PROMPT: In the listing below, locate the lines that hold the string "Number". Copy those lines.

# DATA PROVIDED start

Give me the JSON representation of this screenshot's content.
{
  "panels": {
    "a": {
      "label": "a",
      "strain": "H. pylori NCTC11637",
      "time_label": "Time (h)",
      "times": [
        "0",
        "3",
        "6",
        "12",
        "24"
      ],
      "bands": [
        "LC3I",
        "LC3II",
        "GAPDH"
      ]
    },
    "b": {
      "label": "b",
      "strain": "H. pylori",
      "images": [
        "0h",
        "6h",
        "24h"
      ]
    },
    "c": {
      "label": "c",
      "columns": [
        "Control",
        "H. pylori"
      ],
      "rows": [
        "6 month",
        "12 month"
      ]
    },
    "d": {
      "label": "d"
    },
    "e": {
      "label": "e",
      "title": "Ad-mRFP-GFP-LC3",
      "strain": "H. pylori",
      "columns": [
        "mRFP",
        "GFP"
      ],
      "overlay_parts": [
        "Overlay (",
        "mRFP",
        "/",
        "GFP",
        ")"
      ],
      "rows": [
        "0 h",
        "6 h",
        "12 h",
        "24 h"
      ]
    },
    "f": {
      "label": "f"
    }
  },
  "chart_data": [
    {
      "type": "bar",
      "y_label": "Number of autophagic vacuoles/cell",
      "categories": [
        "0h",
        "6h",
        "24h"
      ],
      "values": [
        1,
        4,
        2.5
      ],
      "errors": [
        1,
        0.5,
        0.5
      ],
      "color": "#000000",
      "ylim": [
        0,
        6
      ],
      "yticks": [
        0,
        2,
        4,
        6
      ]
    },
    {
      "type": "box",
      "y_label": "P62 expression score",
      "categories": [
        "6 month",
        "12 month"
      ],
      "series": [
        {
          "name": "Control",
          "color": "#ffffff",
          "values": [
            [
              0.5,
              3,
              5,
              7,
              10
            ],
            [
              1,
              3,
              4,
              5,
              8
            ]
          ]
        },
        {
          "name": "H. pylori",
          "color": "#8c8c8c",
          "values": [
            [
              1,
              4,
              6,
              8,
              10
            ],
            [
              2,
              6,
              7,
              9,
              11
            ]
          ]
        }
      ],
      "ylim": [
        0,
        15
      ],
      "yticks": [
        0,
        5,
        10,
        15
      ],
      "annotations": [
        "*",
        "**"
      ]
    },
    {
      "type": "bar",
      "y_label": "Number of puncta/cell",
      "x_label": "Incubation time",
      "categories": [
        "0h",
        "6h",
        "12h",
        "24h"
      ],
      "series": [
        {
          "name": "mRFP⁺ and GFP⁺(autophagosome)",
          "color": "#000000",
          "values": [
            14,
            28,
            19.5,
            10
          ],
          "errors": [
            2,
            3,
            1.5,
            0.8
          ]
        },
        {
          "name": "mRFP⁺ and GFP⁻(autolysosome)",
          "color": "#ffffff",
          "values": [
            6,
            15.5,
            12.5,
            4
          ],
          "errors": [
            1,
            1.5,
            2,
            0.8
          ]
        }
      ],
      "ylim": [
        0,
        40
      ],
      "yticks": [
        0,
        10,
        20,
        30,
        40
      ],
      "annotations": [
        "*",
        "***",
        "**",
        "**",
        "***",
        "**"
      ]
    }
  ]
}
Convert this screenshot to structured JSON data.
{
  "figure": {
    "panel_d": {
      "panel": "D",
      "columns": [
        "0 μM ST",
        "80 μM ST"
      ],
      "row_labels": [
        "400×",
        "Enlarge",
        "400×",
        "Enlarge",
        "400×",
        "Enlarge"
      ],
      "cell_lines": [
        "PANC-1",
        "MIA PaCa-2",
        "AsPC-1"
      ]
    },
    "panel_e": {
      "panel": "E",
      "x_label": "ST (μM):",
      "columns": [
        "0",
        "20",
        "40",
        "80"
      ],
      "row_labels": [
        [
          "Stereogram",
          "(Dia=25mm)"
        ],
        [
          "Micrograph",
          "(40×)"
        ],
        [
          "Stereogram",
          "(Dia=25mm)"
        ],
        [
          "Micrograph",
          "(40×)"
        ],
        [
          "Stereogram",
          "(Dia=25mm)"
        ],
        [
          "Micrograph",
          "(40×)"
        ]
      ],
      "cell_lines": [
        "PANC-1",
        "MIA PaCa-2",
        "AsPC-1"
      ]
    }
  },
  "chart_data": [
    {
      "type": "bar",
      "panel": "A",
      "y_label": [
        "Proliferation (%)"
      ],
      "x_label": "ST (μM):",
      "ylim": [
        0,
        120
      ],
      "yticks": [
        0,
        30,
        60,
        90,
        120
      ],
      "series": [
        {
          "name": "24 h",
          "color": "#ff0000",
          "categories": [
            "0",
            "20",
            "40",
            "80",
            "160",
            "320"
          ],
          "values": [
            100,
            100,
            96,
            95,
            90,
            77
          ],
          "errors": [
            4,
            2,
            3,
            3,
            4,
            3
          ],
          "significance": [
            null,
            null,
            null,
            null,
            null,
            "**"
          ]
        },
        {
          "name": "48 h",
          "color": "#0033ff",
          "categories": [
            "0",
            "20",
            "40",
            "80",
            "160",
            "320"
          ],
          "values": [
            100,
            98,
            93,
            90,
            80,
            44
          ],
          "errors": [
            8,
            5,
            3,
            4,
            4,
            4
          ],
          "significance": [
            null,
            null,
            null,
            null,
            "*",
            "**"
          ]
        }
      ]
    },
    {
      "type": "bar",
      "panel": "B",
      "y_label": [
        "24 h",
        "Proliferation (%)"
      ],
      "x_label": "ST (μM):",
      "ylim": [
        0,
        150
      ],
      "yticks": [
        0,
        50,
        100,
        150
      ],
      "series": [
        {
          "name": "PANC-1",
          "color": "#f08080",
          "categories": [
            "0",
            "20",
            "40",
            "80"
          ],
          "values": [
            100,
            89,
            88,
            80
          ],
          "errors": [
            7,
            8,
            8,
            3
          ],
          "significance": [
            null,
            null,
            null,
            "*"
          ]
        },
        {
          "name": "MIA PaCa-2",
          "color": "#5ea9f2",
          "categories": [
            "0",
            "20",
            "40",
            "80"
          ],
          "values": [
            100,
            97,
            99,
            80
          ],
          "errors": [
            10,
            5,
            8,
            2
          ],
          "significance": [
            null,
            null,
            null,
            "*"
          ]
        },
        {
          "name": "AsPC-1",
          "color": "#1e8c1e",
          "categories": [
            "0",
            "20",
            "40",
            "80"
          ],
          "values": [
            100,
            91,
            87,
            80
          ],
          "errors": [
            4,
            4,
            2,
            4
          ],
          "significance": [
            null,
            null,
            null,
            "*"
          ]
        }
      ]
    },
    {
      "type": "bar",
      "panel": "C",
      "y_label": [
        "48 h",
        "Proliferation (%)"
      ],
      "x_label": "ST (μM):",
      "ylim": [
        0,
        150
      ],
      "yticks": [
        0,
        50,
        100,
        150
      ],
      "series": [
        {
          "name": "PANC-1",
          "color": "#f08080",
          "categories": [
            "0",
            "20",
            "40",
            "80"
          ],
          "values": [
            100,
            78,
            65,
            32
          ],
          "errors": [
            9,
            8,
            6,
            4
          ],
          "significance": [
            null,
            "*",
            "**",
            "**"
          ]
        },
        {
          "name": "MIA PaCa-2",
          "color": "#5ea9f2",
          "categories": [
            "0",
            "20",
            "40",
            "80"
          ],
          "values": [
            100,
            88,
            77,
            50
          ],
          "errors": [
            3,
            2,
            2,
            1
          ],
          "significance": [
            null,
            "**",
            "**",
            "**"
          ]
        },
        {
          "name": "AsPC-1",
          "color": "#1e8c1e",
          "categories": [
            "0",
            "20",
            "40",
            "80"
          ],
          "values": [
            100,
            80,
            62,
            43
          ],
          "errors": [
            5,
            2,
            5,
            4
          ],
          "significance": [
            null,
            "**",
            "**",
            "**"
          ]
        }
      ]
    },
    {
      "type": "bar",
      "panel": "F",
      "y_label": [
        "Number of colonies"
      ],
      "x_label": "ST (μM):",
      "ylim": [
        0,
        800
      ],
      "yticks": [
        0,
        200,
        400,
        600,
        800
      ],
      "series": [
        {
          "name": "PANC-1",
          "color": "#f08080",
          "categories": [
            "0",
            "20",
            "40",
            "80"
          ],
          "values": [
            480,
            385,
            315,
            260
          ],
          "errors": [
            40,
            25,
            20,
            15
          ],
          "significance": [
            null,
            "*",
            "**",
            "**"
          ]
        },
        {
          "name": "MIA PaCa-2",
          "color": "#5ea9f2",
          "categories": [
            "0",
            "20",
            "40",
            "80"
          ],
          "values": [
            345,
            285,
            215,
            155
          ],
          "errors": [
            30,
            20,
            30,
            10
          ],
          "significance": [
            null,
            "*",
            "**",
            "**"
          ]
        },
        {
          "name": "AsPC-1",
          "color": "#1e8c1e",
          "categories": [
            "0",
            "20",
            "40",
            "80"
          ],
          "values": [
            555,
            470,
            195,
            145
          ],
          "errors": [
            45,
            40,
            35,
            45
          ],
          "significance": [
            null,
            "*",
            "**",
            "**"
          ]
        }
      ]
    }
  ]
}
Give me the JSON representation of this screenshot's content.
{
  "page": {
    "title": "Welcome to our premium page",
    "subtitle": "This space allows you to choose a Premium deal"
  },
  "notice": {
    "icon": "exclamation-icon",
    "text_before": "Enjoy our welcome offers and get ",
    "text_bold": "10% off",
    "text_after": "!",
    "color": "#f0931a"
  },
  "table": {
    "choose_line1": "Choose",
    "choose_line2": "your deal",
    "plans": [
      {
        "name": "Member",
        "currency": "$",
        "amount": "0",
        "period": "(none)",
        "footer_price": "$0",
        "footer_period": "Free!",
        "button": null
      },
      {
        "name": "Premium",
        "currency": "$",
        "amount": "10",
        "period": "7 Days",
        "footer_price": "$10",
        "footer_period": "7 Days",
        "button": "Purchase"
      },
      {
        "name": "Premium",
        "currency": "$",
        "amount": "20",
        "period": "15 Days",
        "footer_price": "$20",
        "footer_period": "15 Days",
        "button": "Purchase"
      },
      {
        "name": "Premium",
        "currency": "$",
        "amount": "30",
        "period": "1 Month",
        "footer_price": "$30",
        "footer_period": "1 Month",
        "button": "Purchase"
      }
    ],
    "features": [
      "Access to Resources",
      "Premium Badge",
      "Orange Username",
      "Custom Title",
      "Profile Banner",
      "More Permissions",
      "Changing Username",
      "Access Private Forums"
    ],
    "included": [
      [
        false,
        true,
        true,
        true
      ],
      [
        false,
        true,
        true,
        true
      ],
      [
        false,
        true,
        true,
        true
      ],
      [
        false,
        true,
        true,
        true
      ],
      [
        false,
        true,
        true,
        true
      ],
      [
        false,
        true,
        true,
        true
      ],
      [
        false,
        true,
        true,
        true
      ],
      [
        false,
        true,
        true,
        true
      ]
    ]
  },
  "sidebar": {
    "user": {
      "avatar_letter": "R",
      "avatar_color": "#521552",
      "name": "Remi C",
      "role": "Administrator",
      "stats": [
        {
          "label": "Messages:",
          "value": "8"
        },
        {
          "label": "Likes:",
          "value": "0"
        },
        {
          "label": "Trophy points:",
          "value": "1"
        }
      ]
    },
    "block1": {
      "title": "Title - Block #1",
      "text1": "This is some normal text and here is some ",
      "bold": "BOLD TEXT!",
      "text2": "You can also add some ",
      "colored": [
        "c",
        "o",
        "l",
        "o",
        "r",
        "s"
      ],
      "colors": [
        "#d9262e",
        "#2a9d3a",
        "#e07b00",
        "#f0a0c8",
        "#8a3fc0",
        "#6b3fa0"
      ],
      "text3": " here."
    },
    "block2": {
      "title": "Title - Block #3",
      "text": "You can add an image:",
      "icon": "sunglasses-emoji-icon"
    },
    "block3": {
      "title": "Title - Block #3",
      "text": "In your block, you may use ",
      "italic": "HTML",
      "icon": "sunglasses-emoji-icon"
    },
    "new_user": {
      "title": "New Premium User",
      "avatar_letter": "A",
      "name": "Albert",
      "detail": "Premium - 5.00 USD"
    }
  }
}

# DATA PROVIDED end

COMPLETE ANSWER:
      "y_label": "Number of autophagic vacuoles/cell",
      "y_label": "Number of puncta/cell",
        "Number of colonies"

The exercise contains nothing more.